== Problem details ==
Retype each entry below, keeping every character the same.

== Data excerpts ==
------------------------------

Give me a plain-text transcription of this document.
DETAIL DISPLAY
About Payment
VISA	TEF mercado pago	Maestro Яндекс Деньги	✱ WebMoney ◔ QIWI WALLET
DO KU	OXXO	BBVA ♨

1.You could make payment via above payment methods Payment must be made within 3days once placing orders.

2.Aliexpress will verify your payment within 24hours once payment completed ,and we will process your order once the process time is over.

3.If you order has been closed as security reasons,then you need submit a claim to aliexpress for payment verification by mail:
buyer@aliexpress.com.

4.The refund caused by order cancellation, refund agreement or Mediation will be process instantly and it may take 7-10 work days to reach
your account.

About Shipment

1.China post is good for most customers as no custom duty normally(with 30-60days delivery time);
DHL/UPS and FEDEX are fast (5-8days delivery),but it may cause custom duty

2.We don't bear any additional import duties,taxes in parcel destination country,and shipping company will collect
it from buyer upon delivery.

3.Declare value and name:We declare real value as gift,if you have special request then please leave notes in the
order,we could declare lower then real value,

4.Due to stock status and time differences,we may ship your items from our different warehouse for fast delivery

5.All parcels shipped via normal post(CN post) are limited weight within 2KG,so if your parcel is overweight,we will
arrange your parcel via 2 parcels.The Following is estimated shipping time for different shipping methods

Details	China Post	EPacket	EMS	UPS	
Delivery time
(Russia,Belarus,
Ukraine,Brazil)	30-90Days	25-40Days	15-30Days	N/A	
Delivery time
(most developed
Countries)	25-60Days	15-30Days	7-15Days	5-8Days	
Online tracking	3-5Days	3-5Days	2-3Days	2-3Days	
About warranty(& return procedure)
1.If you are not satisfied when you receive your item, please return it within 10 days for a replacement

------------------------------

== Exercise answer ==
Give me a plain-text transcription of this document.
DETAIL DISPLAY
About Payment
VISA	TEF mercado pago	Maestro Яндекс Деньги	✱ WebMoney ◔ QIWI WALLET
DO KU	OXXO	BBVA ♨

1.You could make payment via above payment methods Payment must be made within 3days once placing orders.

2.Aliexpress will verify your payment within 24hours once payment completed ,and we will process your order once the process time is over.

3.If you order has been closed as security reasons,then you need submit a claim to aliexpress for payment verification by mail:
buyer@aliexpress.com.

4.The refund caused by order cancellation, refund agreement or Mediation will be process instantly and it may take 7-10 work days to reach
your account.

About Shipment

1.China post is good for most customers as no custom duty normally(with 30-60days delivery time);
DHL/UPS and FEDEX are fast (5-8days delivery),but it may cause custom duty

2.We don't bear any additional import duties,taxes in parcel destination country,and shipping company will collect
it from buyer upon delivery.

3.Declare value and name:We declare real value as gift,if you have special request then please leave notes in the
order,we could declare lower then real value,

4.Due to stock status and time differences,we may ship your items from our different warehouse for fast delivery

5.All parcels shipped via normal post(CN post) are limited weight within 2KG,so if your parcel is overweight,we will
arrange your parcel via 2 parcels.The Following is estimated shipping time for different shipping methods

Details	China Post	EPacket	EMS	UPS	
Delivery time
(Russia,Belarus,
Ukraine,Brazil)	30-90Days	25-40Days	15-30Days	N/A	
Delivery time
(most developed
Countries)	25-60Days	15-30Days	7-15Days	5-8Days	
Online tracking	3-5Days	3-5Days	2-3Days	2-3Days	
About warranty(& return procedure)
1.If you are not satisfied when you receive your item, please return it within 10 days for a replacement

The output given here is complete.